WHAT IS NEEDED:
Locate every line below that contains the word "liên" and copy it.

[Entries from a dataset]
********
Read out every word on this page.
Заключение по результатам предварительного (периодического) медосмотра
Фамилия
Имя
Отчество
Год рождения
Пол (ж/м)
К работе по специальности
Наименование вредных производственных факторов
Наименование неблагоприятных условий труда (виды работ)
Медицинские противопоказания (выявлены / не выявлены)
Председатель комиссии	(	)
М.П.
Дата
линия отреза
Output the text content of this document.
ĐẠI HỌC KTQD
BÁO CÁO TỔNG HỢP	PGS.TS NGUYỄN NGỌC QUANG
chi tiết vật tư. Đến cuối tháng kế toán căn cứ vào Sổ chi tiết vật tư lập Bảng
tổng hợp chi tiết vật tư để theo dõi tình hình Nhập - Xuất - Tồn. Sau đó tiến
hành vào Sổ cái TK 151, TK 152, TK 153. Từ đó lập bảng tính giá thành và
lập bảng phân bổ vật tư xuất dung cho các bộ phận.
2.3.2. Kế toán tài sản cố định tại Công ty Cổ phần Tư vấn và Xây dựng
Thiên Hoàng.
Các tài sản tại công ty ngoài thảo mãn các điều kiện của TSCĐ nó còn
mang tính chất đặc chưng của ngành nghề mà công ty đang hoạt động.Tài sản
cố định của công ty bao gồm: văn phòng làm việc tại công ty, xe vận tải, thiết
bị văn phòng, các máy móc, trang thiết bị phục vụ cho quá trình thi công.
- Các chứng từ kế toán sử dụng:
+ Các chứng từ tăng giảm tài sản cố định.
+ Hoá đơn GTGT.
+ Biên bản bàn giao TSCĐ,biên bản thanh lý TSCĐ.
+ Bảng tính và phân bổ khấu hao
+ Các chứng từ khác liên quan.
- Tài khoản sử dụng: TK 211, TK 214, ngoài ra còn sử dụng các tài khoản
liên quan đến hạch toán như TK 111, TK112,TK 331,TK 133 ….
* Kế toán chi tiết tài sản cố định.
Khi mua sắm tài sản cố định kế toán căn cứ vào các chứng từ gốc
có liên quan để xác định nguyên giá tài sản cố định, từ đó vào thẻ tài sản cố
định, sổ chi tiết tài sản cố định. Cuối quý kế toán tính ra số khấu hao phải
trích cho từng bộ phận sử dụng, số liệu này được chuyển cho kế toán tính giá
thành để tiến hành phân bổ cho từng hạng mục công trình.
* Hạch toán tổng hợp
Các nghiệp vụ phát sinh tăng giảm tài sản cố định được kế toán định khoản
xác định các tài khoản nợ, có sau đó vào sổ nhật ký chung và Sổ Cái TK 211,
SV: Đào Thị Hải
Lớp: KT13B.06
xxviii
********
THE COMPLETED TASK:
+ Các chứng từ khác liên quan.
liên quan đến hạch toán như TK 111, TK112,TK 331,TK 133 ….
có liên quan để xác định nguyên giá tài sản cố định, từ đó vào thẻ tài sản cố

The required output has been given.